STATED PROBLEM
Reproduce the WiredTiger text starting at "Your MongoDB production" and ending at "appears back to 450GB.", swapping "B-tree" for "B+tree" throughout.

MongoDB Interview — WiredTiger Storage Engine Internals

Your MongoDB production database uses WiredTiger (3.6+) and stores 500GB of data. Disk space shows 450GB used. When you run a maintenance job deleting 100GB of old documents, disk usage drops to 350GB. But after restarting mongod, disk jumps back to 450GB. Explain what WiredTiger is doing with disk space and how to prevent this.

WiredTiger uses copy-on-write snapshots for transactions. When you delete 100GB, WiredTiger marks the space as free internally but doesn't reclaim disk space from the OS immediately—the data files remain 450GB because deleted pages are simply flagged unused in WiredTiger's B-tree. Upon restart, WiredTiger rebuilds its B-tree from checkpoint, and fragmentation is recreated, so disk usage appears back to 450GB.

This is normal behavior and not a bug. WiredTiger avoids compacting on deletion because compaction is expensive (rewrites entire collection). Instead, disk space is reclaimed through: (1) Creating new collections—new data uses free pages first; (2) Running compact command: `db.collection.compact()` rewrites the collection, eliminating fragmentation but is blocking; (3) WiredTiger's internal reuse pool—subsequent inserts/updates fill free pages.

PROVIDED DATA
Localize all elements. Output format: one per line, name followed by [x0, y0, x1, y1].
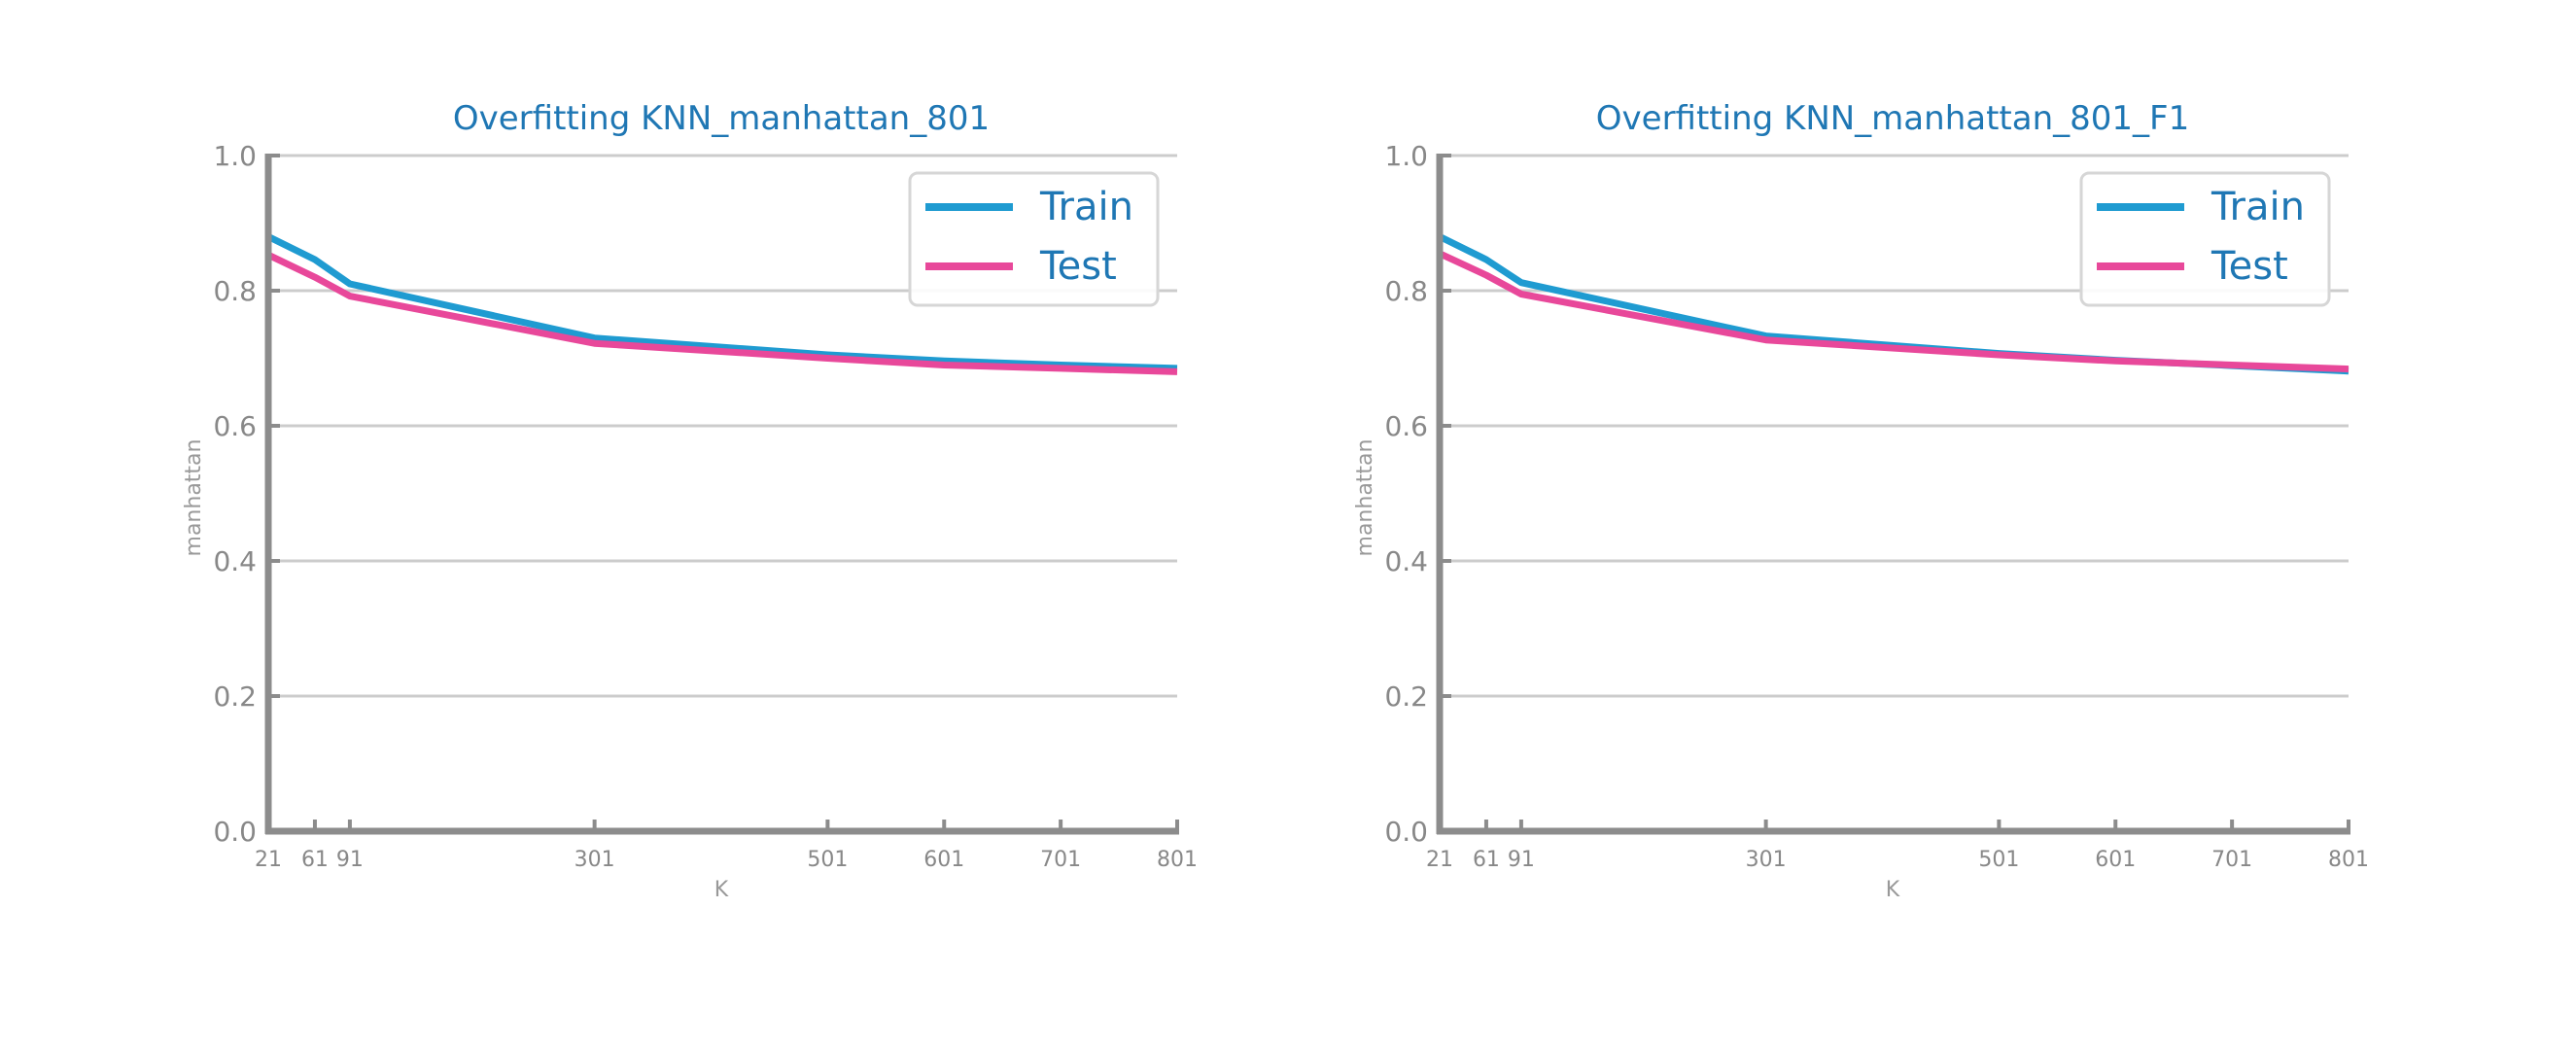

COMPLETED TASK
Your MongoDB production database uses WiredTiger (3.6+) and stores 500GB of data. Disk space shows 450GB used. When you run a maintenance job deleting 100GB of old documents, disk usage drops to 350GB. But after restarting mongod, disk jumps back to 450GB. Explain what WiredTiger is doing with disk space and how to prevent this.

WiredTiger uses copy-on-write snapshots for transactions. When you delete 100GB, WiredTiger marks the space as free internally but doesn't reclaim disk space from the OS immediately—the data files remain 450GB because deleted pages are simply flagged unused in WiredTiger's B+tree. Upon restart, WiredTiger rebuilds its B+tree from checkpoint, and fragmentation is recreated, so disk usage appears back to 450GB.